▸ TASK STATEMENT:
Rewrite the listing from its first line through the line containing "message-meta: 13:26 bbox=[456, 655, 501, 676]", changing "message-meta" to "message-timestamp" and leaving everything else as it is. Return only those lines.

○ ○ ○ ○ ○

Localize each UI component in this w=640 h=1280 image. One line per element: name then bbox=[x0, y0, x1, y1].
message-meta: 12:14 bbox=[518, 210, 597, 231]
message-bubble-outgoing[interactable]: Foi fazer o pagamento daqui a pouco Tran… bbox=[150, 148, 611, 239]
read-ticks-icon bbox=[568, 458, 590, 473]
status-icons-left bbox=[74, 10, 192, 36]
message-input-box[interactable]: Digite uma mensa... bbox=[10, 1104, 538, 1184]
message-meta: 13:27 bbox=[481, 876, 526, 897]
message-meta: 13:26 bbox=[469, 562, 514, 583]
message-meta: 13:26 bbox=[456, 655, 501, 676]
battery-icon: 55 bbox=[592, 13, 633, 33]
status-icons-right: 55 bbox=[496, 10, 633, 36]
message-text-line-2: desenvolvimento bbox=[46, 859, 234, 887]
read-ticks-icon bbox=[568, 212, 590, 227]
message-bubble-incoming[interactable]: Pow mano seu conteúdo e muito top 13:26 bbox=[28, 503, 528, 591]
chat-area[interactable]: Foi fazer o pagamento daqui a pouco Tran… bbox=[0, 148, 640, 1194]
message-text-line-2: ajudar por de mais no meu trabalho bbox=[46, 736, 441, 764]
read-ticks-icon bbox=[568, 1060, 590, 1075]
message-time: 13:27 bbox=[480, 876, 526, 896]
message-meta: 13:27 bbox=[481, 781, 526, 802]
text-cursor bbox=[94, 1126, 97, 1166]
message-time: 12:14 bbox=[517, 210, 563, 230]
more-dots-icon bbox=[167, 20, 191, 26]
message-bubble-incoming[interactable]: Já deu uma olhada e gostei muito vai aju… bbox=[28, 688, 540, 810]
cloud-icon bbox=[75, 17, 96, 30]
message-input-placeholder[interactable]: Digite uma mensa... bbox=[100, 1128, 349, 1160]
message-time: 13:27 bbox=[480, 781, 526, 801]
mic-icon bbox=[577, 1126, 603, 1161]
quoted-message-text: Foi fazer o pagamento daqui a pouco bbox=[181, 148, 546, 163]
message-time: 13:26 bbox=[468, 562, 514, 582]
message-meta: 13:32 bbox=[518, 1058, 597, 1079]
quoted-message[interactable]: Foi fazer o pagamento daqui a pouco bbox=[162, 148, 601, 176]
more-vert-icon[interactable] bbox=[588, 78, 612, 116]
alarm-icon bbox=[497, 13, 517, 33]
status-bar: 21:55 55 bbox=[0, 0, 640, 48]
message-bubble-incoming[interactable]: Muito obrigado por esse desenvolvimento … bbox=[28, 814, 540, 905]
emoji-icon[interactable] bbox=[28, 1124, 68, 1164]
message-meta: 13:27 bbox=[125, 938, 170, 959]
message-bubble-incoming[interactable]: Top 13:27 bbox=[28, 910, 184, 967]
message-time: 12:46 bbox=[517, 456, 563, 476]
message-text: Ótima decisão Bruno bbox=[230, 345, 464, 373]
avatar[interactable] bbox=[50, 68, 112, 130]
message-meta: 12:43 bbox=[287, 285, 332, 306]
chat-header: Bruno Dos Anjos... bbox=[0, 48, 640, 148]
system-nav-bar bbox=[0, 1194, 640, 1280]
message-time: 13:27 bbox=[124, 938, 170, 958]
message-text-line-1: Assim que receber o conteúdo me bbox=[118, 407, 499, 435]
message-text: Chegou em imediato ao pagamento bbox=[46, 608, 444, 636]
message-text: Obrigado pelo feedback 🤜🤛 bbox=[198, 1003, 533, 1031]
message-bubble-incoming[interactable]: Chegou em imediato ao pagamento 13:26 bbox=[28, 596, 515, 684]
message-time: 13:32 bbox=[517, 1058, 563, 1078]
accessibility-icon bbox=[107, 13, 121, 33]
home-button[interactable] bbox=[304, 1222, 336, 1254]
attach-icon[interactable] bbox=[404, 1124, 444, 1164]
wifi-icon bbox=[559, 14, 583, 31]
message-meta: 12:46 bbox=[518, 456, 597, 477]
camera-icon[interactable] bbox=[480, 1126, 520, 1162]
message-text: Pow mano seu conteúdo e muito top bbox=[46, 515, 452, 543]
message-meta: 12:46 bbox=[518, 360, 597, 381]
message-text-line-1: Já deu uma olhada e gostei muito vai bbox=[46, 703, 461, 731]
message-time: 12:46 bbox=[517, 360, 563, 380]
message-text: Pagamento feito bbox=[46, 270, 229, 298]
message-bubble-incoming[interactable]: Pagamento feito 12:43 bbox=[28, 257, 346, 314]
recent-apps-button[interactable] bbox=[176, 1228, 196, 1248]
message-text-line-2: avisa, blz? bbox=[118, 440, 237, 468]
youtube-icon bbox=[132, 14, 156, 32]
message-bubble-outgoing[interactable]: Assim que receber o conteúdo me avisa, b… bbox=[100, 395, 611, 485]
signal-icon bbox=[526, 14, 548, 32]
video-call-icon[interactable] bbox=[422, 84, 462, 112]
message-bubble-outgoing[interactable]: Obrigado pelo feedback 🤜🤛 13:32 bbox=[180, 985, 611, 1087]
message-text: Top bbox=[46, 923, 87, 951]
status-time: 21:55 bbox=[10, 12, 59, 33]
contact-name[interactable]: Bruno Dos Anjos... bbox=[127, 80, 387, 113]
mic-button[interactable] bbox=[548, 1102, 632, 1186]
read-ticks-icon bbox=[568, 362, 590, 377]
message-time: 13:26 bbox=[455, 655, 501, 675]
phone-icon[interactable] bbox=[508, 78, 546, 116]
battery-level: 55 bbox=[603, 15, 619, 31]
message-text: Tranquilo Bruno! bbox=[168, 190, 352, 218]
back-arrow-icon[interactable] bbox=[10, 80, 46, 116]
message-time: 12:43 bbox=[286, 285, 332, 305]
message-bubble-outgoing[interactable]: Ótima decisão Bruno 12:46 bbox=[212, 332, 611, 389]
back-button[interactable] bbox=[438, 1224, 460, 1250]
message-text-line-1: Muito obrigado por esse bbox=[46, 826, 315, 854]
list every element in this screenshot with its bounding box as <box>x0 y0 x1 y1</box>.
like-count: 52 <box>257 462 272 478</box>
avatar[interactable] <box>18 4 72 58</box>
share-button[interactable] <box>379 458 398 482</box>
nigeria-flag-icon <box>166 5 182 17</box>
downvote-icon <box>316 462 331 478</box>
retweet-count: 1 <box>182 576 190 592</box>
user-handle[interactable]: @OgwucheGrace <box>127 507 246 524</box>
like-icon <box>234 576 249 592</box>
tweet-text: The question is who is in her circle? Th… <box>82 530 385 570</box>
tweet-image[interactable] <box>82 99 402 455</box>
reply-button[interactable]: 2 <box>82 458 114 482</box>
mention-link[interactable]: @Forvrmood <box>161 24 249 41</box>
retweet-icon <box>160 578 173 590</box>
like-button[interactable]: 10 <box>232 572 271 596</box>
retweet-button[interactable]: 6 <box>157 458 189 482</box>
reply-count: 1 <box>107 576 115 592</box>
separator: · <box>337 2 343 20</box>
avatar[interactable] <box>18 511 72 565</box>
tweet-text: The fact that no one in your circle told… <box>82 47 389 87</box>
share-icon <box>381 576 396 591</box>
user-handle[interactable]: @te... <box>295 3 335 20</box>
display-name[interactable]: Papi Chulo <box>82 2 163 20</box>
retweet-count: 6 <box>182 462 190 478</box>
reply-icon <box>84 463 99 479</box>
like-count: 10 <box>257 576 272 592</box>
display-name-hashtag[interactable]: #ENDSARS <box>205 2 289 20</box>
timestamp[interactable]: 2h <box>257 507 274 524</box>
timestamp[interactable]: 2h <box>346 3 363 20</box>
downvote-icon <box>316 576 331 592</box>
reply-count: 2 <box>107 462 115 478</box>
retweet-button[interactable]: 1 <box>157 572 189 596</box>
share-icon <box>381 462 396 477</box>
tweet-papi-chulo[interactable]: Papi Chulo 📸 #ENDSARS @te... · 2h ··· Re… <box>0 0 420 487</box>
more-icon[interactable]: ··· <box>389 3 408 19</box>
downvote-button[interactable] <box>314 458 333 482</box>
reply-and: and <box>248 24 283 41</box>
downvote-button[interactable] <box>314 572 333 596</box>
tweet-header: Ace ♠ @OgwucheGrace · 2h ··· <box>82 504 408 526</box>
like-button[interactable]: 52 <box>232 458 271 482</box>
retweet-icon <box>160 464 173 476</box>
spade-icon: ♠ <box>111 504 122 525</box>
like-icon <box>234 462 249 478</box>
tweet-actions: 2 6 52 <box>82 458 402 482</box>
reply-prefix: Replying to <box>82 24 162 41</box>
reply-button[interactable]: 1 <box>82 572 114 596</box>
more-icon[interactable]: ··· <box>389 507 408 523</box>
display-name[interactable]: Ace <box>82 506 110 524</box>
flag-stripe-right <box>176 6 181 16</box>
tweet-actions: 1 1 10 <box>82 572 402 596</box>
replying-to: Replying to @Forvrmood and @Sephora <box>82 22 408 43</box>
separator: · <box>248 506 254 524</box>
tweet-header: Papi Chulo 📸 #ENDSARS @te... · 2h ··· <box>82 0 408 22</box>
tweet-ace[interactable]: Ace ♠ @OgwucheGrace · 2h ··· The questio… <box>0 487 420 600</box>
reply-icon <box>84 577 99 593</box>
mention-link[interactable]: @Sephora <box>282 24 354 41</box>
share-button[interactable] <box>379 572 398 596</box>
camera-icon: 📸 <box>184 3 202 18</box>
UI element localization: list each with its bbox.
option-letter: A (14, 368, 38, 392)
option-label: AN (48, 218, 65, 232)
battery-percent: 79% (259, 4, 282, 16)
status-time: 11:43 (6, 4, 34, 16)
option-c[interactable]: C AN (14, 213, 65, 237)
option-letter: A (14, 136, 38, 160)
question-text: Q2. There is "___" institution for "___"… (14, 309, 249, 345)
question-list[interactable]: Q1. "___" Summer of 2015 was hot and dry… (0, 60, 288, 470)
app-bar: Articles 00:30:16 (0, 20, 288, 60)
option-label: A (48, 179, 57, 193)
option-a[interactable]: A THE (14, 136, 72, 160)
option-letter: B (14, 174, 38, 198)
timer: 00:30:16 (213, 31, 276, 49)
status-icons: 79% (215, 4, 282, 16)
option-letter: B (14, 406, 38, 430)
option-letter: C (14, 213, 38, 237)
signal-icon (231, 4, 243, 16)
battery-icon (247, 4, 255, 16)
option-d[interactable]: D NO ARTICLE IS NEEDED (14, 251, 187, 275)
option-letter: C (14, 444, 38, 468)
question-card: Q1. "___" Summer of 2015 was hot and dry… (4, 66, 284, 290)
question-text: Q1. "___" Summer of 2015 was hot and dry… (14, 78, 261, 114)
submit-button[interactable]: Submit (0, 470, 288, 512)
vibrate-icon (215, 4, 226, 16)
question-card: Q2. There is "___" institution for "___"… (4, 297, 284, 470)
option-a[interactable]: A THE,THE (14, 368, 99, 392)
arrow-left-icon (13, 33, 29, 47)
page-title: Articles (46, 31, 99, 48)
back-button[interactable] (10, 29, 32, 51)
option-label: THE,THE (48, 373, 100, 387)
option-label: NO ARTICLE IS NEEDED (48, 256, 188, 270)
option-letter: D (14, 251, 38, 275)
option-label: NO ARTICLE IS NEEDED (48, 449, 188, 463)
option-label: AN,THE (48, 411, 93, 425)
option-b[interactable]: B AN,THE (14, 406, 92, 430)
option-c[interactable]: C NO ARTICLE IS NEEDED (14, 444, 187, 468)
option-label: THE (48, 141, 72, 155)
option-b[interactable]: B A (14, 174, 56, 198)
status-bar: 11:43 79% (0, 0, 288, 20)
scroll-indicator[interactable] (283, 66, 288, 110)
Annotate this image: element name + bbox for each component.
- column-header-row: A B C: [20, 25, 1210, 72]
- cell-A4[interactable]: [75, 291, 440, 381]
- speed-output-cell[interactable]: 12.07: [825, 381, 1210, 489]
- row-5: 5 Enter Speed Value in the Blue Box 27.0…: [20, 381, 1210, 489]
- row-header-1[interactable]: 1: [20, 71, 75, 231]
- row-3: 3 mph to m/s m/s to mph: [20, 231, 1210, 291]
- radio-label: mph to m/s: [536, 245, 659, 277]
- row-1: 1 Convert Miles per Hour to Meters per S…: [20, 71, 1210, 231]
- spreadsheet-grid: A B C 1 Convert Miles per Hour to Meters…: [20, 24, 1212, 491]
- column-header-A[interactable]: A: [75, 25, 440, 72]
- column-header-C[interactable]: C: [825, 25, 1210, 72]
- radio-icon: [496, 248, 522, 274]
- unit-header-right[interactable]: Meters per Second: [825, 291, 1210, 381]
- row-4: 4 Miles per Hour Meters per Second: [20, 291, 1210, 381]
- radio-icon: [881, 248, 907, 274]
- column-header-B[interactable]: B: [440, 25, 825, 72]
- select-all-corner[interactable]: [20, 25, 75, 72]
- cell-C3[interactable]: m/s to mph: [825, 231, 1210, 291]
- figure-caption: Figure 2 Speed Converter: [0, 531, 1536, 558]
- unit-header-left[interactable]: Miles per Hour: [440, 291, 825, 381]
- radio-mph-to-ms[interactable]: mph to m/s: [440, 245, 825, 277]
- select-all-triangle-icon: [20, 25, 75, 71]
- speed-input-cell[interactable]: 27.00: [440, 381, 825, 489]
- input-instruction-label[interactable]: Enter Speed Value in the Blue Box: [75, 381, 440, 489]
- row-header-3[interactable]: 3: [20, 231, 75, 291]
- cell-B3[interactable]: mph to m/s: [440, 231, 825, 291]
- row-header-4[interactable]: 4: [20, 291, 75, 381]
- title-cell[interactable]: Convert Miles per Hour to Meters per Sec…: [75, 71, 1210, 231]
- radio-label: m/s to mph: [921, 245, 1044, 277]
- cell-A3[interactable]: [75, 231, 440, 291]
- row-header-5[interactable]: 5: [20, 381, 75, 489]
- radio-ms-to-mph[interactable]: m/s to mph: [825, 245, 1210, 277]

○ ○ ○ ○ ○

▸ FINISHED EXERCISE:
Localize each UI component in this w=640 h=1280 image. One line per element: name then bbox=[x0, y0, x1, y1].
message-timestamp: 12:14 bbox=[518, 210, 597, 231]
message-bubble-outgoing[interactable]: Foi fazer o pagamento daqui a pouco Tran… bbox=[150, 148, 611, 239]
read-ticks-icon bbox=[568, 458, 590, 473]
status-icons-left bbox=[74, 10, 192, 36]
message-input-box[interactable]: Digite uma mensa... bbox=[10, 1104, 538, 1184]
message-timestamp: 13:27 bbox=[481, 876, 526, 897]
message-timestamp: 13:26 bbox=[469, 562, 514, 583]
message-timestamp: 13:26 bbox=[456, 655, 501, 676]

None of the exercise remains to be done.